» The problem:
Render every line of the records below as a Markdown table with two columns, Row for the row number and Line for the line. Skip blank lines and leave out the pictures.

» Records for processing:
####################

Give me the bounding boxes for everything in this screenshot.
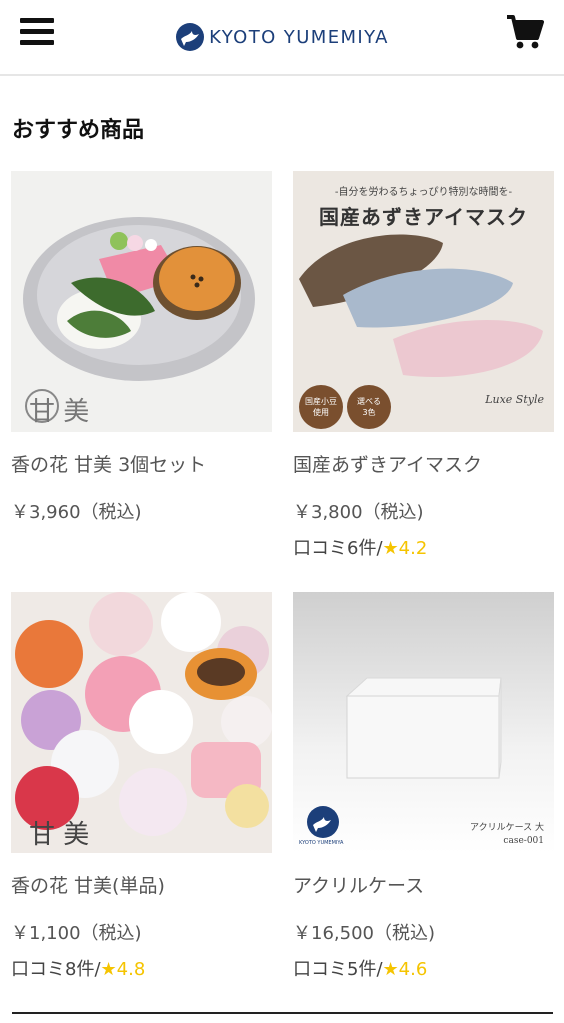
brand-name: KYOTO YUMEMIYA bbox=[209, 26, 389, 48]
review-count: 口コミ5件/ bbox=[293, 959, 383, 980]
product-card[interactable]: KYOTO YUMEMIYA アクリルケース 大 case-001 アクリルケー… bbox=[293, 592, 554, 981]
brand-logo-kanji: 甘 美 bbox=[29, 820, 90, 850]
rating-value: 4.2 bbox=[398, 538, 428, 559]
product-review[interactable]: 口コミ6件/★4.2 bbox=[293, 534, 554, 560]
image-banner-small: -自分を労わるちょっぴり特別な時間を- bbox=[334, 187, 513, 198]
product-price: ￥16,500（税込) bbox=[293, 923, 436, 944]
product-price: ￥3,960（税込) bbox=[11, 502, 142, 523]
product-image[interactable]: KYOTO YUMEMIYA アクリルケース 大 case-001 bbox=[293, 592, 554, 853]
product-review[interactable]: 口コミ5件/★4.6 bbox=[293, 955, 554, 981]
review-count: 口コミ6件/ bbox=[293, 538, 383, 559]
image-signature: Luxe Style bbox=[485, 393, 544, 406]
rating-value: 4.6 bbox=[398, 959, 428, 980]
bird-logo-icon bbox=[176, 23, 205, 51]
image-badge-azuki: 国産小豆 使用 bbox=[299, 385, 343, 429]
review-count: 口コミ8件/ bbox=[11, 959, 101, 980]
product-image[interactable]: 甘 美 bbox=[11, 171, 272, 432]
image-banner-title: 国産あずきアイマスク bbox=[319, 205, 528, 229]
product-card[interactable]: -自分を労わるちょっぴり特別な時間を- 国産あずきアイマスク 国産小豆 使用 選… bbox=[293, 171, 554, 560]
product-price: ￥3,800（税込) bbox=[293, 502, 424, 523]
brand-logo[interactable]: KYOTO YUMEMIYA bbox=[0, 22, 564, 56]
star-icon: ★ bbox=[382, 959, 399, 980]
product-card[interactable]: 甘 美 香の花 甘美(単品) ￥1,100（税込) 口コミ8件/★4.8 bbox=[11, 592, 272, 981]
product-name[interactable]: 国産あずきアイマスク bbox=[293, 450, 554, 477]
brand-logo-kanji: 甘 美 bbox=[29, 397, 90, 427]
product-price: ￥1,100（税込) bbox=[11, 923, 142, 944]
product-image[interactable]: 甘 美 bbox=[11, 592, 272, 853]
image-badge-colors: 選べる 3色 bbox=[347, 385, 391, 429]
star-icon: ★ bbox=[100, 959, 117, 980]
image-brand-small: KYOTO YUMEMIYA bbox=[299, 840, 344, 846]
product-name[interactable]: アクリルケース bbox=[293, 871, 554, 898]
image-caption-jp: アクリルケース 大 bbox=[470, 823, 544, 833]
product-name[interactable]: 香の花 甘美(単品) bbox=[11, 871, 272, 898]
image-caption-code: case-001 bbox=[503, 836, 544, 846]
star-icon: ★ bbox=[382, 538, 399, 559]
shopping-cart-icon[interactable] bbox=[506, 14, 544, 50]
rating-value: 4.8 bbox=[116, 959, 146, 980]
site-header: KYOTO YUMEMIYA bbox=[0, 0, 564, 76]
product-image[interactable]: -自分を労わるちょっぴり特別な時間を- 国産あずきアイマスク 国産小豆 使用 選… bbox=[293, 171, 554, 432]
product-review[interactable]: 口コミ8件/★4.8 bbox=[11, 955, 272, 981]
section-divider bbox=[12, 1012, 553, 1014]
product-card[interactable]: 甘 美 香の花 甘美 3個セット ￥3,960（税込) bbox=[11, 171, 272, 524]
section-title: おすすめ商品 bbox=[12, 118, 145, 143]
product-name[interactable]: 香の花 甘美 3個セット bbox=[11, 450, 272, 477]
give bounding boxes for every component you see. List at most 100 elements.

####################

» Response to the task:
| Row | Line |
|---|---|
| 1 | Give me the bounding boxes for everything in this screenshot. |
| 2 | brand-name: KYOTO YUMEMIYA bbox=[209, 26, 389, 48] |
| 3 | review-count: 口コミ5件/ bbox=[293, 959, 383, 980] |
| 4 | product-card[interactable]: KYOTO YUMEMIYA アクリルケース 大 case-001 アクリルケー… bbox=[293, 592, 554, 981] |
| 5 | brand-logo-kanji: 甘 美 bbox=[29, 820, 90, 850] |
| 6 | rating-value: 4.2 bbox=[398, 538, 428, 559] |
| 7 | product-review[interactable]: 口コミ6件/★4.2 bbox=[293, 534, 554, 560] |
| 8 | image-banner-small: -自分を労わるちょっぴり特別な時間を- bbox=[334, 187, 513, 198] |
| 9 | product-price: ￥16,500（税込) bbox=[293, 923, 436, 944] |
| 10 | product-price: ￥3,960（税込) bbox=[11, 502, 142, 523] |
| 11 | product-image[interactable]: KYOTO YUMEMIYA アクリルケース 大 case-001 bbox=[293, 592, 554, 853] |
| 12 | product-review[interactable]: 口コミ5件/★4.6 bbox=[293, 955, 554, 981] |
| 13 | review-count: 口コミ6件/ bbox=[293, 538, 383, 559] |
| 14 | image-signature: Luxe Style bbox=[485, 393, 544, 406] |
| 15 | rating-value: 4.6 bbox=[398, 959, 428, 980] |
| 16 | bird-logo-icon bbox=[176, 23, 205, 51] |
| 17 | image-badge-azuki: 国産小豆 使用 bbox=[299, 385, 343, 429] |
| 18 | review-count: 口コミ8件/ bbox=[11, 959, 101, 980] |
| 19 | product-image[interactable]: 甘 美 bbox=[11, 171, 272, 432] |
| 20 | image-banner-title: 国産あずきアイマスク bbox=[319, 205, 528, 229] |
| 21 | product-card[interactable]: -自分を労わるちょっぴり特別な時間を- 国産あずきアイマスク 国産小豆 使用 選… bbox=[293, 171, 554, 560] |
| 22 | product-price: ￥3,800（税込) bbox=[293, 502, 424, 523] |
| 23 | brand-logo[interactable]: KYOTO YUMEMIYA bbox=[0, 22, 564, 56] |
| 24 | star-icon: ★ bbox=[382, 959, 399, 980] |
| 25 | product-card[interactable]: 甘 美 香の花 甘美(単品) ￥1,100（税込) 口コミ8件/★4.8 bbox=[11, 592, 272, 981] |
| 26 | product-name[interactable]: 国産あずきアイマスク bbox=[293, 450, 554, 477] |
| 27 | brand-logo-kanji: 甘 美 bbox=[29, 397, 90, 427] |
| 28 | product-price: ￥1,100（税込) bbox=[11, 923, 142, 944] |
| 29 | product-image[interactable]: 甘 美 bbox=[11, 592, 272, 853] |
| 30 | image-badge-colors: 選べる 3色 bbox=[347, 385, 391, 429] |
| 31 | star-icon: ★ bbox=[100, 959, 117, 980] |
| 32 | image-brand-small: KYOTO YUMEMIYA bbox=[299, 840, 344, 846] |
| 33 | product-name[interactable]: アクリルケース bbox=[293, 871, 554, 898] |
| 34 | image-caption-jp: アクリルケース 大 bbox=[470, 823, 544, 833] |
| 35 | product-name[interactable]: 香の花 甘美(単品) bbox=[11, 871, 272, 898] |
| 36 | image-caption-code: case-001 bbox=[503, 836, 544, 846] |
| 37 | star-icon: ★ bbox=[382, 538, 399, 559] |
| 38 | shopping-cart-icon[interactable] bbox=[506, 14, 544, 50] |
| 39 | rating-value: 4.8 bbox=[116, 959, 146, 980] |
| 40 | site-header: KYOTO YUMEMIYA bbox=[0, 0, 564, 76] |
| 41 | product-image[interactable]: -自分を労わるちょっぴり特別な時間を- 国産あずきアイマスク 国産小豆 使用 選… bbox=[293, 171, 554, 432] |
| 42 | product-review[interactable]: 口コミ8件/★4.8 bbox=[11, 955, 272, 981] |
| 43 | section-divider bbox=[12, 1012, 553, 1014] |
| 44 | product-card[interactable]: 甘 美 香の花 甘美 3個セット ￥3,960（税込) bbox=[11, 171, 272, 524] |
| 45 | section-title: おすすめ商品 bbox=[12, 118, 145, 143] |
| 46 | product-name[interactable]: 香の花 甘美 3個セット bbox=[11, 450, 272, 477] |
| 47 | give bounding boxes for every component you see. List at most 100 elements. |